(Figure collection entries)
** Start **

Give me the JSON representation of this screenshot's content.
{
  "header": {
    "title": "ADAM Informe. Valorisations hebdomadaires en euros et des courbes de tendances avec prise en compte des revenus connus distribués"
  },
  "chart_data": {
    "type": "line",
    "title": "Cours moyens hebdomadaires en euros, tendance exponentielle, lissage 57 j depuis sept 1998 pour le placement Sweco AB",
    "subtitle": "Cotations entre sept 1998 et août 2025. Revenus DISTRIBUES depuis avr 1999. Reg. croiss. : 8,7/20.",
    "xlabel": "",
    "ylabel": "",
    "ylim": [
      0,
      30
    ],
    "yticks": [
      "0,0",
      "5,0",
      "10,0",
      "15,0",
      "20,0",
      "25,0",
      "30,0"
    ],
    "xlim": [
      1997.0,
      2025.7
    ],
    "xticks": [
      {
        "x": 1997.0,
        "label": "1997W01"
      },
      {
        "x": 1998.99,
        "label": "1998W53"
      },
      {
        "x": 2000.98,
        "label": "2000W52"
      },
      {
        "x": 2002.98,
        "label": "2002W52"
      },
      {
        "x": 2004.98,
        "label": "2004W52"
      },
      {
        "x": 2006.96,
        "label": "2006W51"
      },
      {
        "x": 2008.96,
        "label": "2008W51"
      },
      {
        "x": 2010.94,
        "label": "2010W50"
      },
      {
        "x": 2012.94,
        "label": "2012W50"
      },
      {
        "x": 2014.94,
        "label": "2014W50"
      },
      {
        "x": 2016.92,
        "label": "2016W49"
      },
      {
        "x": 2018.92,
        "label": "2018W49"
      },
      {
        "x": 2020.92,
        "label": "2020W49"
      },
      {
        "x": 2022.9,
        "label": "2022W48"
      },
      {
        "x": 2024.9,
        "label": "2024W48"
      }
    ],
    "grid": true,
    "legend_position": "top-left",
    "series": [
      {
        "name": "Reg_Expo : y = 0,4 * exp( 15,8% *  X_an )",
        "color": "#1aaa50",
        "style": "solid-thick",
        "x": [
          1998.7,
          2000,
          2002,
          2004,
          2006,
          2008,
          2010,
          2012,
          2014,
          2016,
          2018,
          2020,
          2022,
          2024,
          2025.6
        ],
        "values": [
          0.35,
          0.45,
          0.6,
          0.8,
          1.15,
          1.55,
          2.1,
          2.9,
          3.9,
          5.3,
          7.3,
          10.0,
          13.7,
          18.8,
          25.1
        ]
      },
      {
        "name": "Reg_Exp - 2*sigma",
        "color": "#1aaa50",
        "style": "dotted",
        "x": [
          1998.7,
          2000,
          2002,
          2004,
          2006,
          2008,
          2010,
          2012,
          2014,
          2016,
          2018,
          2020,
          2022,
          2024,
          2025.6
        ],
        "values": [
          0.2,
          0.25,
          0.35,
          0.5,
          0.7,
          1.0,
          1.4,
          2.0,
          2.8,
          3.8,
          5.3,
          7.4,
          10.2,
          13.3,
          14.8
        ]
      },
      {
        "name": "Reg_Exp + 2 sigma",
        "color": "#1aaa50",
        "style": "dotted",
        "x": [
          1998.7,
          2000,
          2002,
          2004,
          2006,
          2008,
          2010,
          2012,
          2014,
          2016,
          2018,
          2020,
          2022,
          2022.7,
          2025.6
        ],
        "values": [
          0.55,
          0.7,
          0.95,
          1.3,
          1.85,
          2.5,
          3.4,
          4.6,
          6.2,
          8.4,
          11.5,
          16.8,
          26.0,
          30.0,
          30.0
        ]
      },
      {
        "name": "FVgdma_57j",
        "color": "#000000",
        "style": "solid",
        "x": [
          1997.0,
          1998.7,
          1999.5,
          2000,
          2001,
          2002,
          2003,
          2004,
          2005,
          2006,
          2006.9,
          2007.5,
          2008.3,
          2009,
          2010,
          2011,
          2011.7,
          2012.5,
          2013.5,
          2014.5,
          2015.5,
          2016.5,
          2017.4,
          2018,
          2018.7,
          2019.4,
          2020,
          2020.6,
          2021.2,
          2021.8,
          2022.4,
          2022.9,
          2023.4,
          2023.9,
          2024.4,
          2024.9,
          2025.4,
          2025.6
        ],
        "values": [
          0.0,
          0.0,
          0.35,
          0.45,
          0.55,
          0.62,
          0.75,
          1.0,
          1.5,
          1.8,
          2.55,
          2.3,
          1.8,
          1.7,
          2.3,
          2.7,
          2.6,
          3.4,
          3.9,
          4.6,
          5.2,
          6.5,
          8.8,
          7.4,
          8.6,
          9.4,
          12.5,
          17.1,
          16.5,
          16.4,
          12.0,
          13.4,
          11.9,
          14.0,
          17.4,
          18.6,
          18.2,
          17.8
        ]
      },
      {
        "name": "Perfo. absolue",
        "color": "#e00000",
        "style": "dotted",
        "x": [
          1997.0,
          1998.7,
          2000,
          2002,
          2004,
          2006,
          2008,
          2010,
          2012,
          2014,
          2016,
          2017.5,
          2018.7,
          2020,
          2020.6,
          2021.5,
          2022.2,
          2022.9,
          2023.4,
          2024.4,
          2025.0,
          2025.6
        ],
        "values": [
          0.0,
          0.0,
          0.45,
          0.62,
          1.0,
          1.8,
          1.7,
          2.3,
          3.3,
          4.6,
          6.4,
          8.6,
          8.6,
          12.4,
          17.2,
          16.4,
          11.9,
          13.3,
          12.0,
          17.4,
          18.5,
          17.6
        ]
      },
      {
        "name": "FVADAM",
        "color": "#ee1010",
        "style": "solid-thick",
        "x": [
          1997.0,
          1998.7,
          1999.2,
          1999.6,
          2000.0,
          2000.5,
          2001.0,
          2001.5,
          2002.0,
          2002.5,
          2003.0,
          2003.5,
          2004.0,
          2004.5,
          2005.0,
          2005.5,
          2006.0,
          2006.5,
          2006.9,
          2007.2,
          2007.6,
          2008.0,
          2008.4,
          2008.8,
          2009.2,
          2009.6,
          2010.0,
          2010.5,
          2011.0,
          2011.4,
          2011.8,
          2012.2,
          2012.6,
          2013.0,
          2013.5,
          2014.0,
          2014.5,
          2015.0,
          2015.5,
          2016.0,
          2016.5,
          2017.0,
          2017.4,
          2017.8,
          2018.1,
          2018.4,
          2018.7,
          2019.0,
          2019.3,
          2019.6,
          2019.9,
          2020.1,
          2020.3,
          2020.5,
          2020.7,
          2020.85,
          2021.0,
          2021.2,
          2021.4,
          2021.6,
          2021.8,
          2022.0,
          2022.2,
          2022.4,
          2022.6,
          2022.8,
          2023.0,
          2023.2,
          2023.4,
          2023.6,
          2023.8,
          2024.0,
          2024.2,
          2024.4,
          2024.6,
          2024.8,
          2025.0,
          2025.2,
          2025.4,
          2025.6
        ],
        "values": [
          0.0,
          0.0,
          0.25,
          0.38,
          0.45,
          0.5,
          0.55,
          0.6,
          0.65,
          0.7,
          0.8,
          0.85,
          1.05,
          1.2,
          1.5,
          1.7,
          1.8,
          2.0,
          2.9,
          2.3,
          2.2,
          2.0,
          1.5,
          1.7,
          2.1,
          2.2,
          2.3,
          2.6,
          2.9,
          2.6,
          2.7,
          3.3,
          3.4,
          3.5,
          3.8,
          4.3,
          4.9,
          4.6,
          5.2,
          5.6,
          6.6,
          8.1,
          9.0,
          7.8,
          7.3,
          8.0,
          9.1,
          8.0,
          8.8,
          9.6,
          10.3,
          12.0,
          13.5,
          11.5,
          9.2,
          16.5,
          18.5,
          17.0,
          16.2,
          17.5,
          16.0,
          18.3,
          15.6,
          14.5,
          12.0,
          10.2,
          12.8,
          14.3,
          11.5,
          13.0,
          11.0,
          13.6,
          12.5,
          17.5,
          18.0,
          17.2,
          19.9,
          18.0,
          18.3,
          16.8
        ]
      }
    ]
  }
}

** End **

What is required => Using the listing above, list every line in which the string "sigma" occurs.

The reply =>
        "name": "Reg_Exp - 2*sigma",
        "name": "Reg_Exp + 2 sigma",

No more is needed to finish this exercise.